> Required task: Identify the lines holding "Concorsi" and copy them.

^^^^

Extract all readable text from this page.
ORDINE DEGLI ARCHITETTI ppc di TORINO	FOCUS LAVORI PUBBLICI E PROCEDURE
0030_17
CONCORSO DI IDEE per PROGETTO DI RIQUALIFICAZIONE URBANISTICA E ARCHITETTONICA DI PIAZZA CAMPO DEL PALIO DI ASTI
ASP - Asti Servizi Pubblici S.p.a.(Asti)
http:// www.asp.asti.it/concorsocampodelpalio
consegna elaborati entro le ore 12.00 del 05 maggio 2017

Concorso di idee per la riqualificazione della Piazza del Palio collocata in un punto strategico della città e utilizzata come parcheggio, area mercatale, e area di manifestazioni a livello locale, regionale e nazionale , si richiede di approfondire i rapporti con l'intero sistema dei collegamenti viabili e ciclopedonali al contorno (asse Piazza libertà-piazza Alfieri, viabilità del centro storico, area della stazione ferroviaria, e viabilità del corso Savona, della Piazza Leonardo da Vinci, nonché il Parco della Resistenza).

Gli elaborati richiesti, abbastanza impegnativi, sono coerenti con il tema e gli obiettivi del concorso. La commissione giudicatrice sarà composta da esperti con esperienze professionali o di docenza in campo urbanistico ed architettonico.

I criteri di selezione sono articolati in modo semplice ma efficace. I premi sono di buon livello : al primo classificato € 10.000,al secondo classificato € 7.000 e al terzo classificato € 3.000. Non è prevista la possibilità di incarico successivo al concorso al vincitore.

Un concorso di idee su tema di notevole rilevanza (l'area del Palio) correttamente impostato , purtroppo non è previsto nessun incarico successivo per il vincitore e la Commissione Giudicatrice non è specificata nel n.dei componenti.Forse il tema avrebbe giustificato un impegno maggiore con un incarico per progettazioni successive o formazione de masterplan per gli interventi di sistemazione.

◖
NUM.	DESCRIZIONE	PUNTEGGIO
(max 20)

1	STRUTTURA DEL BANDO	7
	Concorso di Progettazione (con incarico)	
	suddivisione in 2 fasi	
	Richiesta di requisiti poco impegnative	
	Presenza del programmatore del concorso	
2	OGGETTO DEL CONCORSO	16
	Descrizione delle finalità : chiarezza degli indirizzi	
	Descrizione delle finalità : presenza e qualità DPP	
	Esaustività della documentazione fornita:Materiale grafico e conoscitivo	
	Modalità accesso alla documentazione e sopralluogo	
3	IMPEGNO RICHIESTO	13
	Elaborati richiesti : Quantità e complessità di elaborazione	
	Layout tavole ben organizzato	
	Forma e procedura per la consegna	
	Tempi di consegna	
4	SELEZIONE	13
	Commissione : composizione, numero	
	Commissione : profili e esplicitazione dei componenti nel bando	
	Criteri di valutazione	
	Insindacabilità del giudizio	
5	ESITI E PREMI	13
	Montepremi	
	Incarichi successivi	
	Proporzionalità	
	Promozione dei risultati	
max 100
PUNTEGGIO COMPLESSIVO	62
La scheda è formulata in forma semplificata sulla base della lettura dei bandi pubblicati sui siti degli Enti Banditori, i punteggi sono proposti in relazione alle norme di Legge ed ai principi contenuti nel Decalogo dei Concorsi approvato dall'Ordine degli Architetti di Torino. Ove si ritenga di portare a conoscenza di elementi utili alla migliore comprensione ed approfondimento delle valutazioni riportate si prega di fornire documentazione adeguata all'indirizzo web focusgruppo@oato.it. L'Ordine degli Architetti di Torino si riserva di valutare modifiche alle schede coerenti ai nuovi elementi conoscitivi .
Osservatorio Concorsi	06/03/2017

^^^^

> Written solution:
La scheda è formulata in forma semplificata sulla base della lettura dei bandi pubblicati sui siti degli Enti Banditori, i punteggi sono proposti in relazione alle norme di Legge ed ai principi contenuti nel Decalogo dei Concorsi approvato dall'Ordine degli Architetti di Torino. Ove si ritenga di portare a conoscenza di elementi utili alla migliore comprensione ed approfondimento delle valutazioni riportate si prega di fornire documentazione adeguata all'indirizzo web focusgruppo@oato.it. L'Ordine degli Architetti di Torino si riserva di valutare modifiche alle schede coerenti ai nuovi elementi conoscitivi .
Osservatorio Concorsi	06/03/2017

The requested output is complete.